> [TASK DATA]
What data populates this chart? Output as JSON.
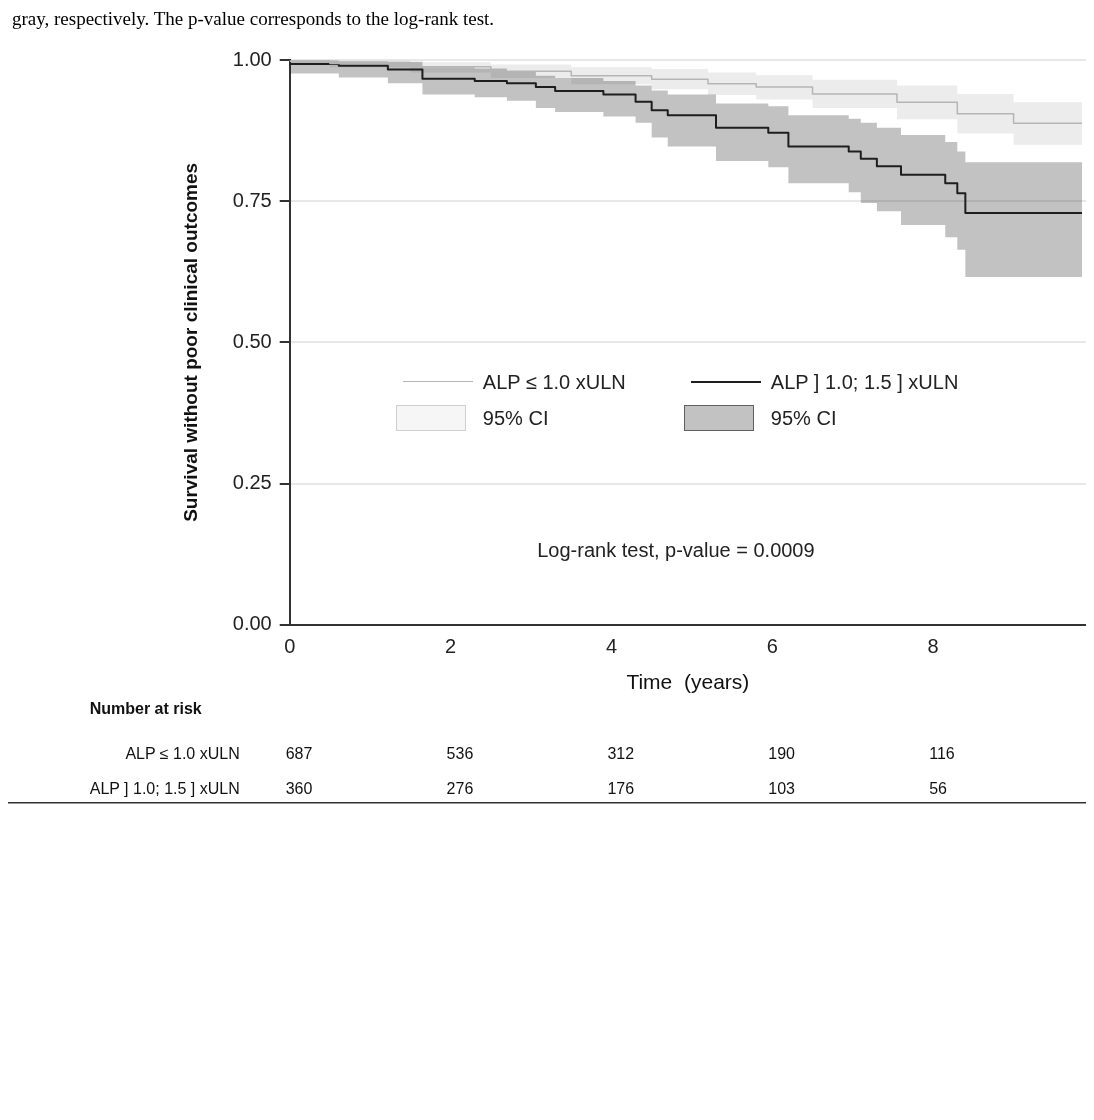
{
  "chart_data": {
    "type": "step",
    "xlabel": "Time  (years)",
    "ylabel": "Survival without poor clinical outcomes",
    "xlim": [
      0,
      9.9
    ],
    "xticks": [
      0,
      2,
      4,
      6,
      8
    ],
    "ylim": [
      0,
      1
    ],
    "yticks": [
      {
        "value": 0,
        "label": "0.00"
      },
      {
        "value": 0.25,
        "label": "0.25"
      },
      {
        "value": 0.5,
        "label": "0.50"
      },
      {
        "value": 0.75,
        "label": "0.75"
      },
      {
        "value": 1,
        "label": "1.00"
      }
    ],
    "grid": "y",
    "legend": "center",
    "marker": "none",
    "line_style": "solid",
    "series": [
      {
        "name": "ALP ≤ 1.0 xULN",
        "color": "#b5b5b5",
        "x": [
          0,
          0.5,
          1.5,
          2.5,
          3.5,
          4.5,
          5.2,
          5.8,
          6.5,
          7.55,
          8.3,
          9.0,
          9.45,
          9.85
        ],
        "values": [
          1,
          0.998,
          0.994,
          0.988,
          0.98,
          0.972,
          0.966,
          0.958,
          0.952,
          0.94,
          0.925,
          0.905,
          0.888,
          0.888
        ],
        "lower": [
          1,
          0.993,
          0.987,
          0.978,
          0.968,
          0.957,
          0.948,
          0.938,
          0.93,
          0.915,
          0.895,
          0.87,
          0.85,
          0.85
        ],
        "upper": [
          1,
          1,
          0.999,
          0.996,
          0.992,
          0.987,
          0.984,
          0.978,
          0.973,
          0.965,
          0.955,
          0.94,
          0.925,
          0.925
        ]
      },
      {
        "name": "ALP ] 1.0; 1.5 ] xULN",
        "color": "#1e1e1e",
        "x": [
          0,
          0.61,
          1.22,
          1.65,
          2.3,
          2.7,
          3.06,
          3.3,
          3.9,
          4.3,
          4.5,
          4.7,
          5.3,
          5.95,
          6.2,
          6.95,
          7.1,
          7.3,
          7.6,
          8.15,
          8.3,
          8.4,
          9.75,
          9.85
        ],
        "values": [
          1,
          0.993,
          0.99,
          0.983,
          0.967,
          0.963,
          0.959,
          0.952,
          0.945,
          0.939,
          0.926,
          0.911,
          0.902,
          0.88,
          0.871,
          0.847,
          0.838,
          0.825,
          0.812,
          0.797,
          0.782,
          0.764,
          0.729,
          0.729
        ],
        "lower": [
          1,
          0.976,
          0.969,
          0.959,
          0.939,
          0.934,
          0.928,
          0.915,
          0.908,
          0.9,
          0.889,
          0.863,
          0.847,
          0.821,
          0.81,
          0.782,
          0.766,
          0.747,
          0.732,
          0.708,
          0.686,
          0.664,
          0.616,
          0.616
        ],
        "upper": [
          1,
          0.999,
          0.998,
          0.997,
          0.987,
          0.985,
          0.98,
          0.972,
          0.968,
          0.963,
          0.955,
          0.946,
          0.939,
          0.923,
          0.918,
          0.902,
          0.896,
          0.889,
          0.88,
          0.867,
          0.855,
          0.838,
          0.819,
          0.819
        ]
      }
    ],
    "annotations": [
      "gray, respectively. The p-value corresponds to the log-rank test.",
      "Log-rank test, p-value = 0.0009",
      "95% CI",
      "95% CI",
      "Number at risk",
      "ALP ≤ 1.0 xULN",
      "687",
      "536",
      "312",
      "190",
      "116",
      "ALP ] 1.0; 1.5 ] xULN",
      "360",
      "276",
      "176",
      "103",
      "56"
    ]
  }
}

> [YOUR GOAL] Omitting all images, print the listing exactly.

> [REPLY]
What data populates this chart? Output as JSON.
{
  "chart_data": {
    "type": "step",
    "xlabel": "Time  (years)",
    "ylabel": "Survival without poor clinical outcomes",
    "xlim": [
      0,
      9.9
    ],
    "xticks": [
      0,
      2,
      4,
      6,
      8
    ],
    "ylim": [
      0,
      1
    ],
    "yticks": [
      {
        "value": 0,
        "label": "0.00"
      },
      {
        "value": 0.25,
        "label": "0.25"
      },
      {
        "value": 0.5,
        "label": "0.50"
      },
      {
        "value": 0.75,
        "label": "0.75"
      },
      {
        "value": 1,
        "label": "1.00"
      }
    ],
    "grid": "y",
    "legend": "center",
    "marker": "none",
    "line_style": "solid",
    "series": [
      {
        "name": "ALP ≤ 1.0 xULN",
        "color": "#b5b5b5",
        "x": [
          0,
          0.5,
          1.5,
          2.5,
          3.5,
          4.5,
          5.2,
          5.8,
          6.5,
          7.55,
          8.3,
          9.0,
          9.45,
          9.85
        ],
        "values": [
          1,
          0.998,
          0.994,
          0.988,
          0.98,
          0.972,
          0.966,
          0.958,
          0.952,
          0.94,
          0.925,
          0.905,
          0.888,
          0.888
        ],
        "lower": [
          1,
          0.993,
          0.987,
          0.978,
          0.968,
          0.957,
          0.948,
          0.938,
          0.93,
          0.915,
          0.895,
          0.87,
          0.85,
          0.85
        ],
        "upper": [
          1,
          1,
          0.999,
          0.996,
          0.992,
          0.987,
          0.984,
          0.978,
          0.973,
          0.965,
          0.955,
          0.94,
          0.925,
          0.925
        ]
      },
      {
        "name": "ALP ] 1.0; 1.5 ] xULN",
        "color": "#1e1e1e",
        "x": [
          0,
          0.61,
          1.22,
          1.65,
          2.3,
          2.7,
          3.06,
          3.3,
          3.9,
          4.3,
          4.5,
          4.7,
          5.3,
          5.95,
          6.2,
          6.95,
          7.1,
          7.3,
          7.6,
          8.15,
          8.3,
          8.4,
          9.75,
          9.85
        ],
        "values": [
          1,
          0.993,
          0.99,
          0.983,
          0.967,
          0.963,
          0.959,
          0.952,
          0.945,
          0.939,
          0.926,
          0.911,
          0.902,
          0.88,
          0.871,
          0.847,
          0.838,
          0.825,
          0.812,
          0.797,
          0.782,
          0.764,
          0.729,
          0.729
        ],
        "lower": [
          1,
          0.976,
          0.969,
          0.959,
          0.939,
          0.934,
          0.928,
          0.915,
          0.908,
          0.9,
          0.889,
          0.863,
          0.847,
          0.821,
          0.81,
          0.782,
          0.766,
          0.747,
          0.732,
          0.708,
          0.686,
          0.664,
          0.616,
          0.616
        ],
        "upper": [
          1,
          0.999,
          0.998,
          0.997,
          0.987,
          0.985,
          0.98,
          0.972,
          0.968,
          0.963,
          0.955,
          0.946,
          0.939,
          0.923,
          0.918,
          0.902,
          0.896,
          0.889,
          0.88,
          0.867,
          0.855,
          0.838,
          0.819,
          0.819
        ]
      }
    ],
    "annotations": [
      "gray, respectively. The p-value corresponds to the log-rank test.",
      "Log-rank test, p-value = 0.0009",
      "95% CI",
      "95% CI",
      "Number at risk",
      "ALP ≤ 1.0 xULN",
      "687",
      "536",
      "312",
      "190",
      "116",
      "ALP ] 1.0; 1.5 ] xULN",
      "360",
      "276",
      "176",
      "103",
      "56"
    ]
  }
}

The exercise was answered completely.